◆ Itens de entrada ◆
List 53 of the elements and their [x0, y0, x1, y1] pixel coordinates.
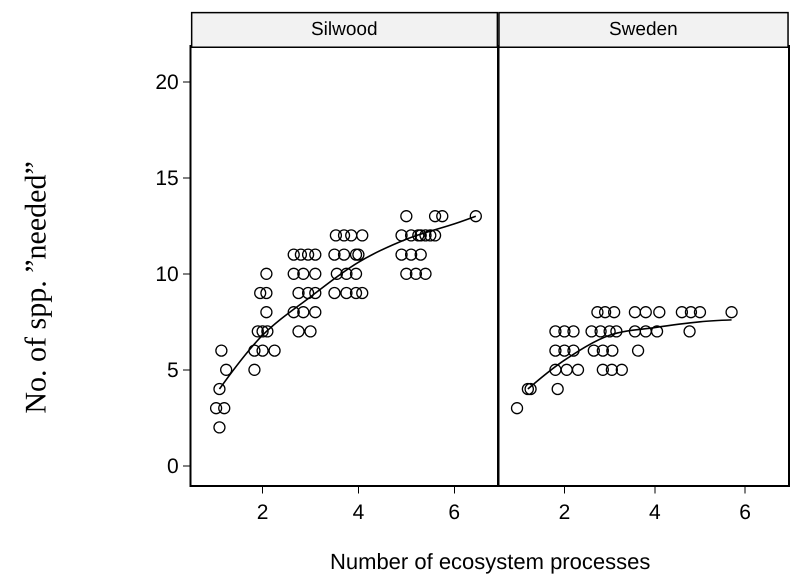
point — [694, 306, 706, 318]
point — [524, 382, 537, 396]
x-tick-label: 4 — [648, 500, 661, 524]
point — [522, 382, 534, 396]
point — [591, 306, 604, 318]
point — [558, 325, 571, 338]
point — [608, 306, 620, 318]
point — [653, 306, 666, 318]
x-tick-label: 2 — [558, 500, 570, 524]
point — [628, 306, 642, 318]
point — [567, 344, 580, 357]
y-tick-label: 0 — [167, 455, 179, 478]
point — [588, 344, 600, 357]
x-tick-label: 4 — [352, 500, 365, 524]
y-axis-title: No. of spp. ”needed” — [20, 161, 53, 414]
point — [558, 344, 571, 357]
point — [650, 325, 664, 338]
point — [603, 325, 616, 338]
point — [683, 325, 696, 338]
point — [549, 325, 562, 338]
point — [585, 325, 598, 338]
point — [510, 402, 524, 414]
point — [598, 306, 612, 318]
point — [616, 364, 628, 376]
chart-title: Sweden — [609, 19, 678, 40]
point — [606, 344, 618, 357]
point — [552, 382, 564, 396]
point — [640, 306, 652, 318]
point — [594, 325, 607, 338]
point — [549, 364, 562, 376]
point — [596, 344, 609, 357]
point — [632, 344, 644, 357]
x-axis-title: Number of ecosystem processes — [330, 549, 650, 574]
y-tick-label: 20 — [155, 71, 179, 94]
point — [567, 325, 580, 338]
point — [560, 364, 573, 376]
x-tick-label: 2 — [256, 500, 268, 524]
point — [684, 306, 698, 318]
point — [606, 364, 618, 376]
y-tick-label: 10 — [155, 263, 179, 286]
x-tick-label: 6 — [739, 500, 751, 524]
point — [572, 364, 584, 376]
point — [596, 364, 609, 376]
point — [725, 306, 738, 318]
point — [676, 306, 688, 318]
point — [628, 325, 642, 338]
point — [549, 344, 562, 357]
y-tick-label: 5 — [167, 359, 179, 382]
chart-title: Silwood — [311, 19, 378, 40]
point — [640, 325, 652, 338]
y-tick-label: 15 — [155, 167, 179, 190]
x-tick-label: 6 — [448, 500, 460, 524]
point — [610, 325, 623, 338]
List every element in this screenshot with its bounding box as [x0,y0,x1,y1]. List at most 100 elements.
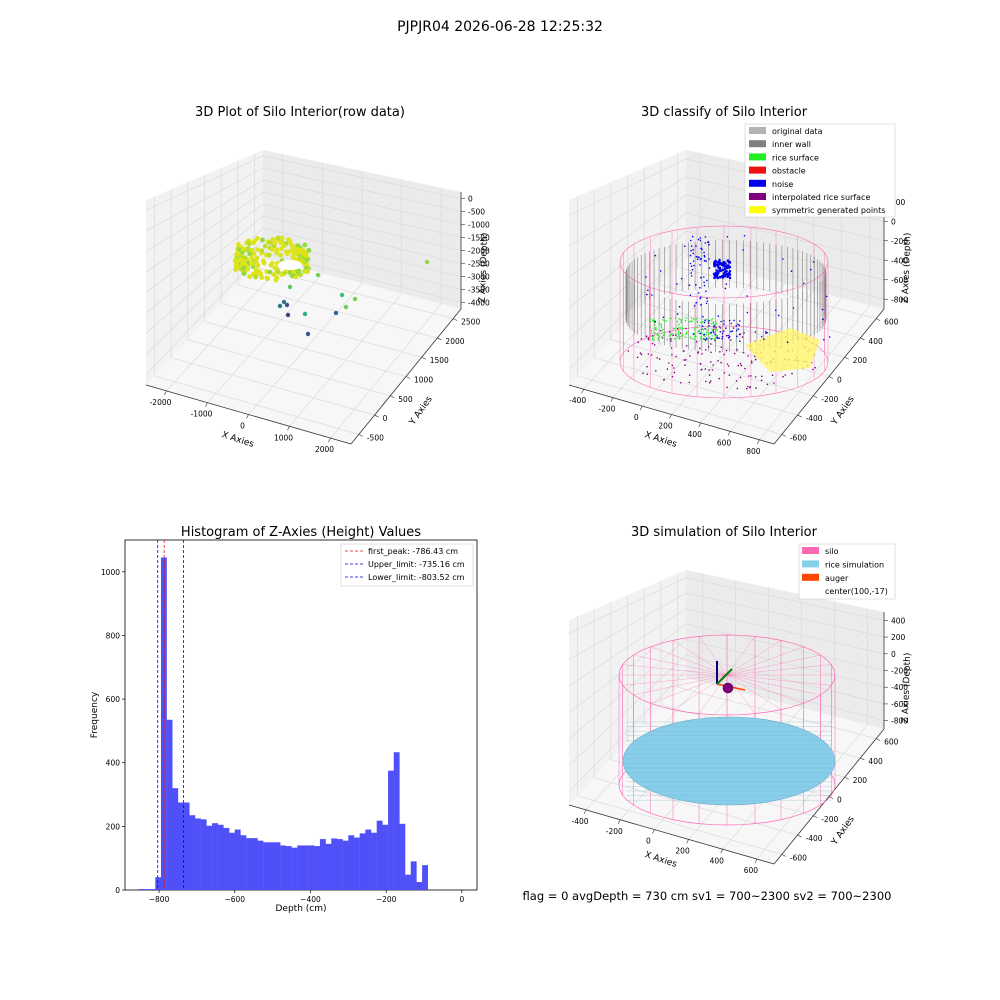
rice-surface-point [691,337,693,340]
histogram-bar [399,823,406,890]
histogram-bar [416,882,423,890]
rice-surface-point [691,320,693,322]
histogram-bar [257,840,264,890]
raw-point [285,251,290,257]
x-tick-label: 600 [744,866,759,875]
raw-point [285,312,291,318]
raw-point [305,331,311,337]
rice-surface-point [704,335,706,337]
figure-suptitle: PJPJR04 2026-06-28 12:25:32 [397,19,603,35]
noise-point [645,276,647,278]
rice-surface-point [676,336,679,338]
y-tick-label: 400 [106,759,121,768]
grid-line [289,179,402,427]
interpolated-point [661,337,664,339]
interpolated-point [725,349,728,352]
noise-point [803,282,805,285]
y-tick-label: 600 [884,318,899,327]
interpolated-point [743,332,745,334]
noise-point [702,315,704,318]
noise-point [701,325,704,328]
noise-point [700,247,702,250]
histogram-bar [331,838,338,890]
raw-point [302,259,308,265]
interpolated-point [711,369,714,371]
noise-point [695,255,698,258]
interpolated-point [740,364,743,367]
rice-surface-point [684,336,687,338]
legend-label: Lower_limit: -803.52 cm [368,573,465,582]
noise-point [688,284,691,287]
panel-classify-legend: original data inner wall rice surface obsta… [744,123,896,218]
noise-point [699,239,702,242]
noise-point [654,320,656,323]
noise-point [718,266,722,270]
noise-point [714,333,716,336]
y-tick [797,834,802,838]
y-tick-label: 600 [106,695,121,704]
noise-point [728,319,731,322]
raw-point [295,247,301,252]
interpolated-point [655,370,657,372]
silo-wire [633,654,728,676]
raw-point [275,235,281,241]
histogram-bar [274,842,281,890]
grid-line [568,577,885,634]
raw-point [261,258,266,264]
interpolated-point [669,340,672,342]
noise-point [690,249,692,252]
grid-line [154,196,359,435]
noise-point [692,252,695,255]
noise-point [733,319,735,322]
silo-wire [622,664,728,676]
noise-point [710,338,712,340]
interpolated-point [640,353,643,356]
histogram-bar [138,889,145,890]
noise-point [731,330,734,332]
legend-label: rice surface [772,153,819,162]
histogram-bar [302,845,309,890]
rice-surface-point [696,326,698,329]
raw-point [247,251,253,257]
noise-point [690,265,693,267]
raw-point [245,266,251,272]
rice-surface-point [658,323,660,325]
panel-raw-axes-box [145,150,462,445]
interpolated-point [695,340,698,343]
rice-surface-point [660,325,662,327]
rice-surface-point [690,320,692,323]
grid-line [568,212,885,309]
panel-classify: 3D classify of Silo Interior -400 -200 0 20… [568,105,913,456]
interpolated-point [747,375,750,377]
noise-point [743,235,746,237]
legend-swatch [749,179,766,187]
y-tick [876,318,881,321]
noise-point [786,341,789,344]
interpolated-point [646,373,648,376]
legend-label: noise [772,180,793,189]
raw-point [270,237,276,242]
panel-classify-y-ticks: -600 -400 -200 0 200 400 600 [781,318,899,442]
histogram-bar [189,815,196,890]
legend-label: rice simulation [825,560,884,569]
noise-point [726,236,729,238]
noise-point [689,262,692,265]
histogram-bar [172,788,179,890]
rice-surface-point [690,317,693,320]
noise-point [704,236,707,238]
y-tick [781,854,786,857]
rice-surface-point [655,328,657,331]
noise-point [690,272,692,274]
interpolated-point [736,349,738,351]
grid-line [610,182,814,397]
interpolated-point [725,334,728,337]
raw-point [287,239,293,245]
raw-point [267,269,273,275]
interpolated-point [723,353,726,356]
noise-point [646,293,648,296]
histogram-bar [365,829,372,890]
raw-point [249,260,255,266]
z-tick-label: -800 [891,717,908,726]
legend-swatch [749,206,766,214]
rice-surface-point [660,323,662,326]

◆ O que se pede ◆
Reproduza literalmente as linhas dos itens, começando pela primeira e terminando na linha que contém "List every element", inclusive. Não inclua as imagens na resposta.

◆ Resposta ◆
List 53 of the elements and their [x0, y0, x1, y1] pixel coordinates.
point — [694, 306, 706, 318]
point — [524, 382, 537, 396]
x-tick-label: 4 — [648, 500, 661, 524]
point — [522, 382, 534, 396]
point — [591, 306, 604, 318]
point — [558, 325, 571, 338]
point — [608, 306, 620, 318]
point — [653, 306, 666, 318]
x-tick-label: 2 — [558, 500, 570, 524]
point — [628, 306, 642, 318]
point — [567, 344, 580, 357]
y-tick-label: 0 — [167, 455, 179, 478]
point — [588, 344, 600, 357]
x-tick-label: 4 — [352, 500, 365, 524]
y-axis-title: No. of spp. ”needed” — [20, 161, 53, 414]
point — [558, 344, 571, 357]
point — [650, 325, 664, 338]
point — [603, 325, 616, 338]
point — [683, 325, 696, 338]
point — [549, 325, 562, 338]
point — [585, 325, 598, 338]
point — [510, 402, 524, 414]
point — [598, 306, 612, 318]
point — [616, 364, 628, 376]
chart-title: Sweden — [609, 19, 678, 40]
point — [606, 344, 618, 357]
point — [552, 382, 564, 396]
point — [640, 306, 652, 318]
point — [594, 325, 607, 338]
point — [549, 364, 562, 376]
point — [596, 344, 609, 357]
point — [632, 344, 644, 357]
x-axis-title: Number of ecosystem processes — [330, 549, 650, 574]
y-tick-label: 20 — [155, 71, 179, 94]
point — [567, 325, 580, 338]
point — [560, 364, 573, 376]
x-tick-label: 2 — [256, 500, 268, 524]
point — [684, 306, 698, 318]
point — [606, 364, 618, 376]
y-tick-label: 10 — [155, 263, 179, 286]
x-tick-label: 6 — [739, 500, 751, 524]
point — [572, 364, 584, 376]
point — [596, 364, 609, 376]
point — [725, 306, 738, 318]
point — [676, 306, 688, 318]
point — [628, 325, 642, 338]
point — [549, 344, 562, 357]
y-tick-label: 5 — [167, 359, 179, 382]
chart-title: Silwood — [311, 19, 378, 40]
point — [640, 325, 652, 338]
y-tick-label: 15 — [155, 167, 179, 190]
x-tick-label: 6 — [448, 500, 460, 524]
point — [610, 325, 623, 338]
List every element in this screenshot with its bounding box as [x0,y0,x1,y1]. List at most 100 elements.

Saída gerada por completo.